### Records shown ###

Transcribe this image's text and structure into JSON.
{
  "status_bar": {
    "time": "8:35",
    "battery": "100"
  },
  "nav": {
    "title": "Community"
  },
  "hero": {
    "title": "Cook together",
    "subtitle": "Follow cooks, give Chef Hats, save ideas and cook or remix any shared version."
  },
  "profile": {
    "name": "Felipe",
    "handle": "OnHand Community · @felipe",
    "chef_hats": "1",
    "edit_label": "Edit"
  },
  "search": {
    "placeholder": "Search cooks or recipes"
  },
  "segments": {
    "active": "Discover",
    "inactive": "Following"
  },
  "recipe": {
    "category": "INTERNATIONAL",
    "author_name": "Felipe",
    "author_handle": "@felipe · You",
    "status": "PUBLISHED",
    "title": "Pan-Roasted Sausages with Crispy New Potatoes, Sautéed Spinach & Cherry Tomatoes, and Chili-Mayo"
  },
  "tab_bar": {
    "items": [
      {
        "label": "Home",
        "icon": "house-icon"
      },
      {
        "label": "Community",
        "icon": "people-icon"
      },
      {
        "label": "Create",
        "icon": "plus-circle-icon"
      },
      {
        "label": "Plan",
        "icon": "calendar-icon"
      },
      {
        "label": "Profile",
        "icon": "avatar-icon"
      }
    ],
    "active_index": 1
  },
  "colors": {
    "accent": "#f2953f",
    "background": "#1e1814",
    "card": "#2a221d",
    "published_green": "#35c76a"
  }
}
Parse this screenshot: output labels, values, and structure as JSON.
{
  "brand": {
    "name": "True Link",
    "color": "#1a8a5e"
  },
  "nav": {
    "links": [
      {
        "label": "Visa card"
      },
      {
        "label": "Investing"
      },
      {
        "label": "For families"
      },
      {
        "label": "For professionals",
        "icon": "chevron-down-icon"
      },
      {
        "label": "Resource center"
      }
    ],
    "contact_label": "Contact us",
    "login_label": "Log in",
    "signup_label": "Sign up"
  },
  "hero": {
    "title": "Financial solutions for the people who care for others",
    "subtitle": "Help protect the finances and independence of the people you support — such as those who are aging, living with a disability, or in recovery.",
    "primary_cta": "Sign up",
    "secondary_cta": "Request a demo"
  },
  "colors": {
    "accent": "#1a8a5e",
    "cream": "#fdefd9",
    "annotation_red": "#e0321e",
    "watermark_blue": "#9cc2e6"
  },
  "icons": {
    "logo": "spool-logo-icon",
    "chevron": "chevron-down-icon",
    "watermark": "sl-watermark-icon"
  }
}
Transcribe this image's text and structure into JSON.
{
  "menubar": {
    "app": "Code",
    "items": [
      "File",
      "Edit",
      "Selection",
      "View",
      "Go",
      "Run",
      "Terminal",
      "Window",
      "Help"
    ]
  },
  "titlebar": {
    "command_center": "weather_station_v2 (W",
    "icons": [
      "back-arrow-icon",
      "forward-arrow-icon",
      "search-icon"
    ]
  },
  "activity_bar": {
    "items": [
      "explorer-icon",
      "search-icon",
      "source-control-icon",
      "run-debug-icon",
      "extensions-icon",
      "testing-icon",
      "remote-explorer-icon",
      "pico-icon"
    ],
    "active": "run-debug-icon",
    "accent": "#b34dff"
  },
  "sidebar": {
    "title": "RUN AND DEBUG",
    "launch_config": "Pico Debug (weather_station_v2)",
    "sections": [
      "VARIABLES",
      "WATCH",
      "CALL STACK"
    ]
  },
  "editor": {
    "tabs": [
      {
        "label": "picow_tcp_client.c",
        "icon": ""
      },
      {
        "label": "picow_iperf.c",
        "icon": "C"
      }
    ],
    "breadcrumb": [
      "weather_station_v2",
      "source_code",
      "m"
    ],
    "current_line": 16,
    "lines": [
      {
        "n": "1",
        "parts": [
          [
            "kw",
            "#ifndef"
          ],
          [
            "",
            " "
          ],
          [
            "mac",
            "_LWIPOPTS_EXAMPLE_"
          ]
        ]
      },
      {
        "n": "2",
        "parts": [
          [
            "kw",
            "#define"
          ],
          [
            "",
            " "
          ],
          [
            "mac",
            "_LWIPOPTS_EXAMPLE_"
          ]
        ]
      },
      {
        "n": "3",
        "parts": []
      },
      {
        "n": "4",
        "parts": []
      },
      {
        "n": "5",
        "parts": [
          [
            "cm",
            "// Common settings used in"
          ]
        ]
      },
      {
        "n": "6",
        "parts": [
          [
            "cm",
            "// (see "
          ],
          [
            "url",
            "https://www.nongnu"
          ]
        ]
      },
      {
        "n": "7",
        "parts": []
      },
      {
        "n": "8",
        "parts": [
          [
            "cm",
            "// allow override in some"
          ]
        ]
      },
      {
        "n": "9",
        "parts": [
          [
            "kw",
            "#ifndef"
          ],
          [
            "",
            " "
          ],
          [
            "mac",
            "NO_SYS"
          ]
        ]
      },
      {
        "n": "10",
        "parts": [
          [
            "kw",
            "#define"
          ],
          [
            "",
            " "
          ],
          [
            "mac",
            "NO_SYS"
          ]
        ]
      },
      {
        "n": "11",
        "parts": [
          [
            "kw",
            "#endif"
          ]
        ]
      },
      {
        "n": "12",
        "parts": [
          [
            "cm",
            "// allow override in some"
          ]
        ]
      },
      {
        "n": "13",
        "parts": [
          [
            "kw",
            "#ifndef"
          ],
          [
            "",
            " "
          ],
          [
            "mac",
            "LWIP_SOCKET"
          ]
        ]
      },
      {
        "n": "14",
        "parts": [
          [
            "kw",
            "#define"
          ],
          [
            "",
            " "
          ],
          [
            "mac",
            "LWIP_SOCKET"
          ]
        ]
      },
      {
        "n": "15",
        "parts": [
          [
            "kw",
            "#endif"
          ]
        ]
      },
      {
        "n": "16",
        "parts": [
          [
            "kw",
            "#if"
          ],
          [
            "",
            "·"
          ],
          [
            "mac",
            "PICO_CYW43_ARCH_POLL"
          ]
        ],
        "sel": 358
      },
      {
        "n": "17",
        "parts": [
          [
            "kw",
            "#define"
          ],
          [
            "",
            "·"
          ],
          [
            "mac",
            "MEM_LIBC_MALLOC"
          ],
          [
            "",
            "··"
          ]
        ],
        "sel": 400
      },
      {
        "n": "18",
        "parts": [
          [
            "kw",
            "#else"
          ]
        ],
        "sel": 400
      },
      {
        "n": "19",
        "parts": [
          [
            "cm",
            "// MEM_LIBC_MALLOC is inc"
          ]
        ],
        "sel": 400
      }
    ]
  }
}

###

Write the data from above out again, exactly.

*Completed exercise*:
Transcribe this image's text and structure into JSON.
{
  "status_bar": {
    "time": "8:35",
    "battery": "100"
  },
  "nav": {
    "title": "Community"
  },
  "hero": {
    "title": "Cook together",
    "subtitle": "Follow cooks, give Chef Hats, save ideas and cook or remix any shared version."
  },
  "profile": {
    "name": "Felipe",
    "handle": "OnHand Community · @felipe",
    "chef_hats": "1",
    "edit_label": "Edit"
  },
  "search": {
    "placeholder": "Search cooks or recipes"
  },
  "segments": {
    "active": "Discover",
    "inactive": "Following"
  },
  "recipe": {
    "category": "INTERNATIONAL",
    "author_name": "Felipe",
    "author_handle": "@felipe · You",
    "status": "PUBLISHED",
    "title": "Pan-Roasted Sausages with Crispy New Potatoes, Sautéed Spinach & Cherry Tomatoes, and Chili-Mayo"
  },
  "tab_bar": {
    "items": [
      {
        "label": "Home",
        "icon": "house-icon"
      },
      {
        "label": "Community",
        "icon": "people-icon"
      },
      {
        "label": "Create",
        "icon": "plus-circle-icon"
      },
      {
        "label": "Plan",
        "icon": "calendar-icon"
      },
      {
        "label": "Profile",
        "icon": "avatar-icon"
      }
    ],
    "active_index": 1
  },
  "colors": {
    "accent": "#f2953f",
    "background": "#1e1814",
    "card": "#2a221d",
    "published_green": "#35c76a"
  }
}
Parse this screenshot: output labels, values, and structure as JSON.
{
  "brand": {
    "name": "True Link",
    "color": "#1a8a5e"
  },
  "nav": {
    "links": [
      {
        "label": "Visa card"
      },
      {
        "label": "Investing"
      },
      {
        "label": "For families"
      },
      {
        "label": "For professionals",
        "icon": "chevron-down-icon"
      },
      {
        "label": "Resource center"
      }
    ],
    "contact_label": "Contact us",
    "login_label": "Log in",
    "signup_label": "Sign up"
  },
  "hero": {
    "title": "Financial solutions for the people who care for others",
    "subtitle": "Help protect the finances and independence of the people you support — such as those who are aging, living with a disability, or in recovery.",
    "primary_cta": "Sign up",
    "secondary_cta": "Request a demo"
  },
  "colors": {
    "accent": "#1a8a5e",
    "cream": "#fdefd9",
    "annotation_red": "#e0321e",
    "watermark_blue": "#9cc2e6"
  },
  "icons": {
    "logo": "spool-logo-icon",
    "chevron": "chevron-down-icon",
    "watermark": "sl-watermark-icon"
  }
}
Transcribe this image's text and structure into JSON.
{
  "menubar": {
    "app": "Code",
    "items": [
      "File",
      "Edit",
      "Selection",
      "View",
      "Go",
      "Run",
      "Terminal",
      "Window",
      "Help"
    ]
  },
  "titlebar": {
    "command_center": "weather_station_v2 (W",
    "icons": [
      "back-arrow-icon",
      "forward-arrow-icon",
      "search-icon"
    ]
  },
  "activity_bar": {
    "items": [
      "explorer-icon",
      "search-icon",
      "source-control-icon",
      "run-debug-icon",
      "extensions-icon",
      "testing-icon",
      "remote-explorer-icon",
      "pico-icon"
    ],
    "active": "run-debug-icon",
    "accent": "#b34dff"
  },
  "sidebar": {
    "title": "RUN AND DEBUG",
    "launch_config": "Pico Debug (weather_station_v2)",
    "sections": [
      "VARIABLES",
      "WATCH",
      "CALL STACK"
    ]
  },
  "editor": {
    "tabs": [
      {
        "label": "picow_tcp_client.c",
        "icon": ""
      },
      {
        "label": "picow_iperf.c",
        "icon": "C"
      }
    ],
    "breadcrumb": [
      "weather_station_v2",
      "source_code",
      "m"
    ],
    "current_line": 16,
    "lines": [
      {
        "n": "1",
        "parts": [
          [
            "kw",
            "#ifndef"
          ],
          [
            "",
            " "
          ],
          [
            "mac",
            "_LWIPOPTS_EXAMPLE_"
          ]
        ]
      },
      {
        "n": "2",
        "parts": [
          [
            "kw",
            "#define"
          ],
          [
            "",
            " "
          ],
          [
            "mac",
            "_LWIPOPTS_EXAMPLE_"
          ]
        ]
      },
      {
        "n": "3",
        "parts": []
      },
      {
        "n": "4",
        "parts": []
      },
      {
        "n": "5",
        "parts": [
          [
            "cm",
            "// Common settings used in"
          ]
        ]
      },
      {
        "n": "6",
        "parts": [
          [
            "cm",
            "// (see "
          ],
          [
            "url",
            "https://www.nongnu"
          ]
        ]
      },
      {
        "n": "7",
        "parts": []
      },
      {
        "n": "8",
        "parts": [
          [
            "cm",
            "// allow override in some"
          ]
        ]
      },
      {
        "n": "9",
        "parts": [
          [
            "kw",
            "#ifndef"
          ],
          [
            "",
            " "
          ],
          [
            "mac",
            "NO_SYS"
          ]
        ]
      },
      {
        "n": "10",
        "parts": [
          [
            "kw",
            "#define"
          ],
          [
            "",
            " "
          ],
          [
            "mac",
            "NO_SYS"
          ]
        ]
      },
      {
        "n": "11",
        "parts": [
          [
            "kw",
            "#endif"
          ]
        ]
      },
      {
        "n": "12",
        "parts": [
          [
            "cm",
            "// allow override in some"
          ]
        ]
      },
      {
        "n": "13",
        "parts": [
          [
            "kw",
            "#ifndef"
          ],
          [
            "",
            " "
          ],
          [
            "mac",
            "LWIP_SOCKET"
          ]
        ]
      },
      {
        "n": "14",
        "parts": [
          [
            "kw",
            "#define"
          ],
          [
            "",
            " "
          ],
          [
            "mac",
            "LWIP_SOCKET"
          ]
        ]
      },
      {
        "n": "15",
        "parts": [
          [
            "kw",
            "#endif"
          ]
        ]
      },
      {
        "n": "16",
        "parts": [
          [
            "kw",
            "#if"
          ],
          [
            "",
            "·"
          ],
          [
            "mac",
            "PICO_CYW43_ARCH_POLL"
          ]
        ],
        "sel": 358
      },
      {
        "n": "17",
        "parts": [
          [
            "kw",
            "#define"
          ],
          [
            "",
            "·"
          ],
          [
            "mac",
            "MEM_LIBC_MALLOC"
          ],
          [
            "",
            "··"
          ]
        ],
        "sel": 400
      },
      {
        "n": "18",
        "parts": [
          [
            "kw",
            "#else"
          ]
        ],
        "sel": 400
      },
      {
        "n": "19",
        "parts": [
          [
            "cm",
            "// MEM_LIBC_MALLOC is inc"
          ]
        ],
        "sel": 400
      }
    ]
  }
}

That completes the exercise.